■ Raw records:

+ + +

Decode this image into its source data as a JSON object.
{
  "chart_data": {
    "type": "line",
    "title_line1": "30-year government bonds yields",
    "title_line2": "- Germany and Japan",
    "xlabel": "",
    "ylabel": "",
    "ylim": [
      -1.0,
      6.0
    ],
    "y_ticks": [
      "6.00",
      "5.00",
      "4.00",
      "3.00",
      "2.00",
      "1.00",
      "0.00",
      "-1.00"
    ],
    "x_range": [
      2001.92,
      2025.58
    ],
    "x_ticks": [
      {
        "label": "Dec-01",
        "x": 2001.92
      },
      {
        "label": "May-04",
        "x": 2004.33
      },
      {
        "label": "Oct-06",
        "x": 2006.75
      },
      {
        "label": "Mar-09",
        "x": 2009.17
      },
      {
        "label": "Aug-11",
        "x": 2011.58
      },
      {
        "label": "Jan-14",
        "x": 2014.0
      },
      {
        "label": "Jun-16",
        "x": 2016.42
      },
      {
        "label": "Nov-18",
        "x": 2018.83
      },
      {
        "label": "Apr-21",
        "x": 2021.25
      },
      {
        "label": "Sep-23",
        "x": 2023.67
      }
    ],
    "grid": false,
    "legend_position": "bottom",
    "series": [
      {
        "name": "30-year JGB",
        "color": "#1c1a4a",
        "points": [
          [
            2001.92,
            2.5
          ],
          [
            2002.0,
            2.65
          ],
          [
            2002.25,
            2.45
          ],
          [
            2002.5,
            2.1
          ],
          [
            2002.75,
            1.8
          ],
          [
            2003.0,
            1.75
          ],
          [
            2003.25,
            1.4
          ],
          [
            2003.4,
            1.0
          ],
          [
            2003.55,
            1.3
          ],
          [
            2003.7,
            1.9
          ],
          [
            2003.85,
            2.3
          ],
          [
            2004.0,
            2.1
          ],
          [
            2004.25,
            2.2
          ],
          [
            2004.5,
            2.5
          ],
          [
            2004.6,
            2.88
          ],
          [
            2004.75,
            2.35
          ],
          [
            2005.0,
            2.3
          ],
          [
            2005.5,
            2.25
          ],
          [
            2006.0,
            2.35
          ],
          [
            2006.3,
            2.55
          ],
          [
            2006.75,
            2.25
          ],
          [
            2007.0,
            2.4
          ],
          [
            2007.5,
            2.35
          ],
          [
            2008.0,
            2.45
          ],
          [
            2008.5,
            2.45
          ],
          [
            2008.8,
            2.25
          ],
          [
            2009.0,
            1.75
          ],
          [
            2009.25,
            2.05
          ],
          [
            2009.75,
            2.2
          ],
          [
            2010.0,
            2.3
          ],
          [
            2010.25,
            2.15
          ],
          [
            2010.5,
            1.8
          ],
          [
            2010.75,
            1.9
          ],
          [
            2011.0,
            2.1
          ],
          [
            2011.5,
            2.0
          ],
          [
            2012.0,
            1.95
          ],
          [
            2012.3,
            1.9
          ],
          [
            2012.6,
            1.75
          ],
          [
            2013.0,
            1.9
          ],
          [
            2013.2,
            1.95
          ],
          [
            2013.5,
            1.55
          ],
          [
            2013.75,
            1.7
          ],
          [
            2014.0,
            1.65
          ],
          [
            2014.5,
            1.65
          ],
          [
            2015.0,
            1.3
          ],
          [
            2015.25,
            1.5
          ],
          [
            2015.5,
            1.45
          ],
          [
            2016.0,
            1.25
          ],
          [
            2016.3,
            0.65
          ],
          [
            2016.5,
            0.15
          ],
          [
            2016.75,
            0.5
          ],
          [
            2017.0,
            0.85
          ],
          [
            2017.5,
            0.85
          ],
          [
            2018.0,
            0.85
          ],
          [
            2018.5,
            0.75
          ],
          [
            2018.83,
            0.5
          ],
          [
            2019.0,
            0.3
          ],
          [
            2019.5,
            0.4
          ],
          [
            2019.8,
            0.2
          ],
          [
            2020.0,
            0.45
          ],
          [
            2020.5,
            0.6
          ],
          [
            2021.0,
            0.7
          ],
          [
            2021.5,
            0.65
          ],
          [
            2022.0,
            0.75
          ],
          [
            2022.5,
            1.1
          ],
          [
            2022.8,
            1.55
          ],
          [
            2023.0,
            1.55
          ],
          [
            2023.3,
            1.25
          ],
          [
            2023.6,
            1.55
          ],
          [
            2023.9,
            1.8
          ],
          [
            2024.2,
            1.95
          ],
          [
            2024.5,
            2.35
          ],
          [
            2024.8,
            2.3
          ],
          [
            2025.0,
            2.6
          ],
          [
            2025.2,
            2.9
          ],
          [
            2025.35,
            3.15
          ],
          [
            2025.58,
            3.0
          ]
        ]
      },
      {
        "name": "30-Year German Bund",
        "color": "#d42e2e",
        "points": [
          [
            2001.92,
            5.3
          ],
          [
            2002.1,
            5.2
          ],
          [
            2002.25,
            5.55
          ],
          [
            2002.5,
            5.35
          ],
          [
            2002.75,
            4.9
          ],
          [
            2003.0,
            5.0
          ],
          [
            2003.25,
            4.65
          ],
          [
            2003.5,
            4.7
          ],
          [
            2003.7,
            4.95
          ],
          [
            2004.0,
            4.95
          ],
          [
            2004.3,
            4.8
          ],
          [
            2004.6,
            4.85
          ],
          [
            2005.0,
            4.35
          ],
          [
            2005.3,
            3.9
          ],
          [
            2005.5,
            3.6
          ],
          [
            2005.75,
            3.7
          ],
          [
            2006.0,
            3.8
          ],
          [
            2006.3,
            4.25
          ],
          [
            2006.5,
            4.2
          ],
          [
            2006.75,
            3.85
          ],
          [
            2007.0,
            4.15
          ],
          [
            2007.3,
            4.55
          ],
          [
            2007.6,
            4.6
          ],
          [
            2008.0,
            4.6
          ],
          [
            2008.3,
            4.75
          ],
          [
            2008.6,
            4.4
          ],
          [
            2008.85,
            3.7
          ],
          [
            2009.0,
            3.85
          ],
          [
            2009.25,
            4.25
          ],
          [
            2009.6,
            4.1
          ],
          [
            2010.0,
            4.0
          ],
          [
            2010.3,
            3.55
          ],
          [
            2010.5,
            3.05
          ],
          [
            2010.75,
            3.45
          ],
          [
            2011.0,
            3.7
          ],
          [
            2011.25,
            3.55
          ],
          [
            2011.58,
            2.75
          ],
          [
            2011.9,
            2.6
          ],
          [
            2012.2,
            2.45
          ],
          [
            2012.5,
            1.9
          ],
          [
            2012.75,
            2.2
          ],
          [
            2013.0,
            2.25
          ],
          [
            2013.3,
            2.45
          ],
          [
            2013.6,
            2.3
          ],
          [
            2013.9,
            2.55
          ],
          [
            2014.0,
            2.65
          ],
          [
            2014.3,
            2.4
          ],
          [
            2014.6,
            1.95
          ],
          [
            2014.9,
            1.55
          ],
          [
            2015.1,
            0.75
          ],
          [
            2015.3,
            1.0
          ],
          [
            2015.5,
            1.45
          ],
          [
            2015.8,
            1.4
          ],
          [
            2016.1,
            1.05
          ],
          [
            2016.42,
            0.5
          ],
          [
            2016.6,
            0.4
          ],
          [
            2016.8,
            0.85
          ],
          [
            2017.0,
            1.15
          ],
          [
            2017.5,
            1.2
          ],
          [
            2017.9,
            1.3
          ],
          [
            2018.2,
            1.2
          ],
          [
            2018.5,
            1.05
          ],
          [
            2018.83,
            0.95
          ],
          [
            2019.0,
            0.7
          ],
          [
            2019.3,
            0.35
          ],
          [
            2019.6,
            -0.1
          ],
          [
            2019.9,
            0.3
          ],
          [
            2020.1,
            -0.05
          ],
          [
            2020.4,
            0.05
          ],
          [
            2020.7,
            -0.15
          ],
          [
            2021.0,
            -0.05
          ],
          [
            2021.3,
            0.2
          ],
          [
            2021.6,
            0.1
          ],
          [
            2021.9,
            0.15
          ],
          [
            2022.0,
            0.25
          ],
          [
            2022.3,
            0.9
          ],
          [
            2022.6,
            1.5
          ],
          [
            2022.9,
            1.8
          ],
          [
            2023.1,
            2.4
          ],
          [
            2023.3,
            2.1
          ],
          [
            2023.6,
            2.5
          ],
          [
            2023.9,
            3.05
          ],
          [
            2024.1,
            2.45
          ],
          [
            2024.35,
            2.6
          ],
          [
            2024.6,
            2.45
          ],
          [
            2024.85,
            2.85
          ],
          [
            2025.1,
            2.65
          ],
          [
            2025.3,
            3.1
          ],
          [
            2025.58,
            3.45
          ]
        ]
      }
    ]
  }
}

+ + +

■ What is expected: Return only the number of lines in the data that contain "name".

■ Result for this exercise: 2